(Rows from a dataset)
·····

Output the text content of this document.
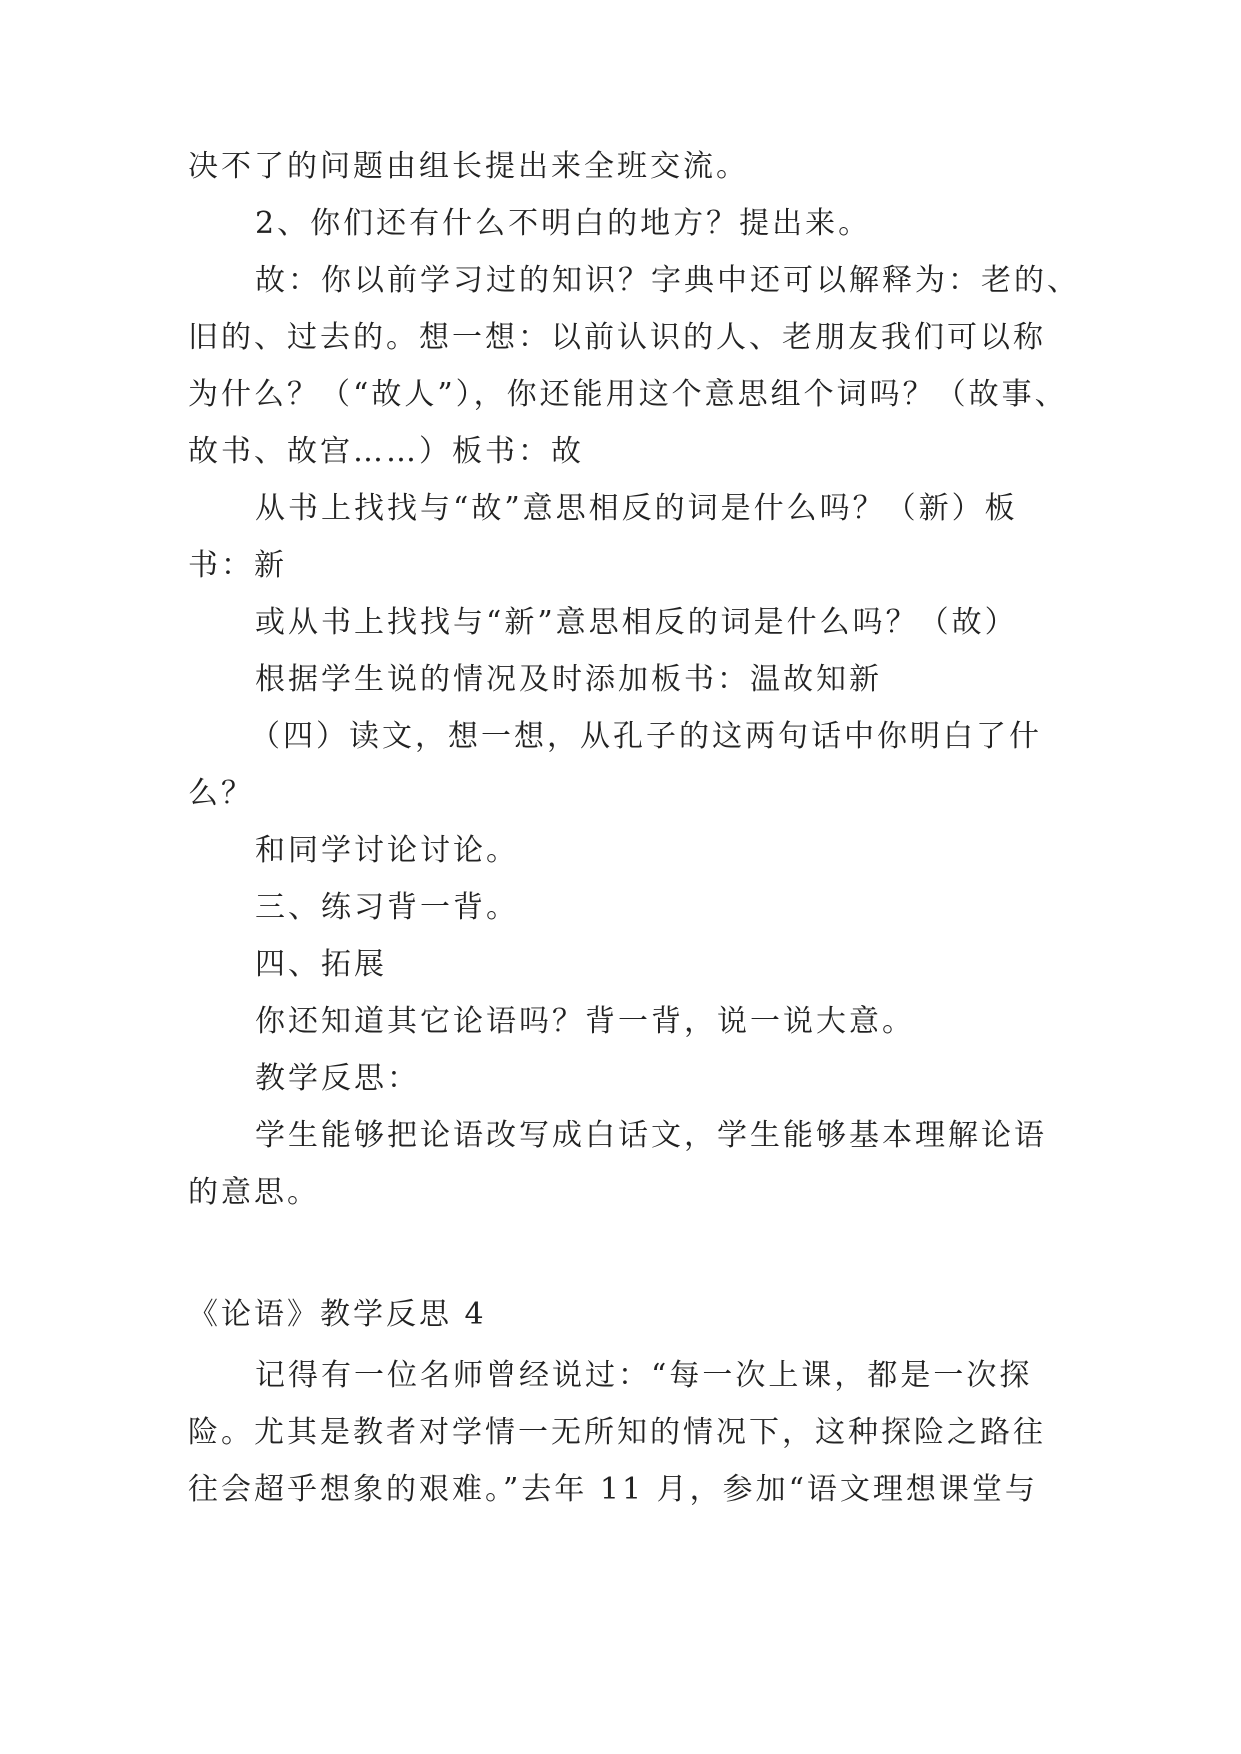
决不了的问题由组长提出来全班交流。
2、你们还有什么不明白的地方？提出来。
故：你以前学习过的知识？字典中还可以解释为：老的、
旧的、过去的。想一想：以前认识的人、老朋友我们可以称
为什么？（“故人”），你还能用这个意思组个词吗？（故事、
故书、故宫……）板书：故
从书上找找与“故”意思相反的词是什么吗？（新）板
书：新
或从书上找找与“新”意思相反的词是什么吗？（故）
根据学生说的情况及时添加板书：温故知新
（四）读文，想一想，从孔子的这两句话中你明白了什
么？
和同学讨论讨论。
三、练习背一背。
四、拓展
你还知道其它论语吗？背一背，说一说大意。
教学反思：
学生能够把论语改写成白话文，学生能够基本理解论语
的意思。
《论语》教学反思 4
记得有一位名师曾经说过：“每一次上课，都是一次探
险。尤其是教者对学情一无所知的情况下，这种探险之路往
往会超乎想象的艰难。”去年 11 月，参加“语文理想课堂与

·····

Leave the pictures out and reproduce all of the records exactly.

Task solution:
Output the text content of this document.
决不了的问题由组长提出来全班交流。
2、你们还有什么不明白的地方？提出来。
故：你以前学习过的知识？字典中还可以解释为：老的、
旧的、过去的。想一想：以前认识的人、老朋友我们可以称
为什么？（“故人”），你还能用这个意思组个词吗？（故事、
故书、故宫……）板书：故
从书上找找与“故”意思相反的词是什么吗？（新）板
书：新
或从书上找找与“新”意思相反的词是什么吗？（故）
根据学生说的情况及时添加板书：温故知新
（四）读文，想一想，从孔子的这两句话中你明白了什
么？
和同学讨论讨论。
三、练习背一背。
四、拓展
你还知道其它论语吗？背一背，说一说大意。
教学反思：
学生能够把论语改写成白话文，学生能够基本理解论语
的意思。
《论语》教学反思 4
记得有一位名师曾经说过：“每一次上课，都是一次探
险。尤其是教者对学情一无所知的情况下，这种探险之路往
往会超乎想象的艰难。”去年 11 月，参加“语文理想课堂与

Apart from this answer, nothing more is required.